→ **Goal**:
Return all lines in the material below that contain "delicate".

→ **Supplied data**:

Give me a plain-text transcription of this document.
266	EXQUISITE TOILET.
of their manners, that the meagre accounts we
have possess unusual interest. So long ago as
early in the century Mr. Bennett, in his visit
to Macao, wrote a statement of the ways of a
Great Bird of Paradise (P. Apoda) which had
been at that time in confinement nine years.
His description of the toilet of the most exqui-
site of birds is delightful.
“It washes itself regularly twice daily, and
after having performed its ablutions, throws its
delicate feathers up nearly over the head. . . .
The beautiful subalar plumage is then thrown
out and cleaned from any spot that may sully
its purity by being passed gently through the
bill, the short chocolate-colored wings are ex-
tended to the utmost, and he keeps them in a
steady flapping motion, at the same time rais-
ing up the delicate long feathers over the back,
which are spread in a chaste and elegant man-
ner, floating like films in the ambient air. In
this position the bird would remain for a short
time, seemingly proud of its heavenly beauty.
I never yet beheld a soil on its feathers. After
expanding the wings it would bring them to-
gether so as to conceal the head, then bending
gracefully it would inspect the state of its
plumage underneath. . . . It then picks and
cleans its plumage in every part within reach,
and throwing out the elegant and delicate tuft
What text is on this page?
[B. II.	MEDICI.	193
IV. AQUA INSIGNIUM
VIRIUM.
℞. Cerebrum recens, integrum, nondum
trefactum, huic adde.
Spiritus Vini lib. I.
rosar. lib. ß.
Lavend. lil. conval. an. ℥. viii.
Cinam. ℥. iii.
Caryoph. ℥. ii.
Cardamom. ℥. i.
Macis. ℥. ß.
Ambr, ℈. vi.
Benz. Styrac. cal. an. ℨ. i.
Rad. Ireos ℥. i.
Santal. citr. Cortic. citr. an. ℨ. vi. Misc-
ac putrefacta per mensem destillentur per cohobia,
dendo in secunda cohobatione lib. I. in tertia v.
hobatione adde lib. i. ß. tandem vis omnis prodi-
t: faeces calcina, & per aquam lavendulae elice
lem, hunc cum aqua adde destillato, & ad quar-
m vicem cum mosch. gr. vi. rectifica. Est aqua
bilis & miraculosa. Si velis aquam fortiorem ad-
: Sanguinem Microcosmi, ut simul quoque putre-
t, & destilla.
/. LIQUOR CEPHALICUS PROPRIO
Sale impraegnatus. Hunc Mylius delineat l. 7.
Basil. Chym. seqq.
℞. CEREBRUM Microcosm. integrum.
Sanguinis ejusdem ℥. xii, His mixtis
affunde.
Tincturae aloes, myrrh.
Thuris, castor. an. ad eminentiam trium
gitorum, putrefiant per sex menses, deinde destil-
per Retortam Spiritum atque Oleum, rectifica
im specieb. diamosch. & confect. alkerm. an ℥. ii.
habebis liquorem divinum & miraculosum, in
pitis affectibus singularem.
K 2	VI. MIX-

→ **Solution to this task**:
delicate feathers up nearly over the head. . . .
ing up the delicate long feathers over the back,
and throwing out the elegant and delicate tuft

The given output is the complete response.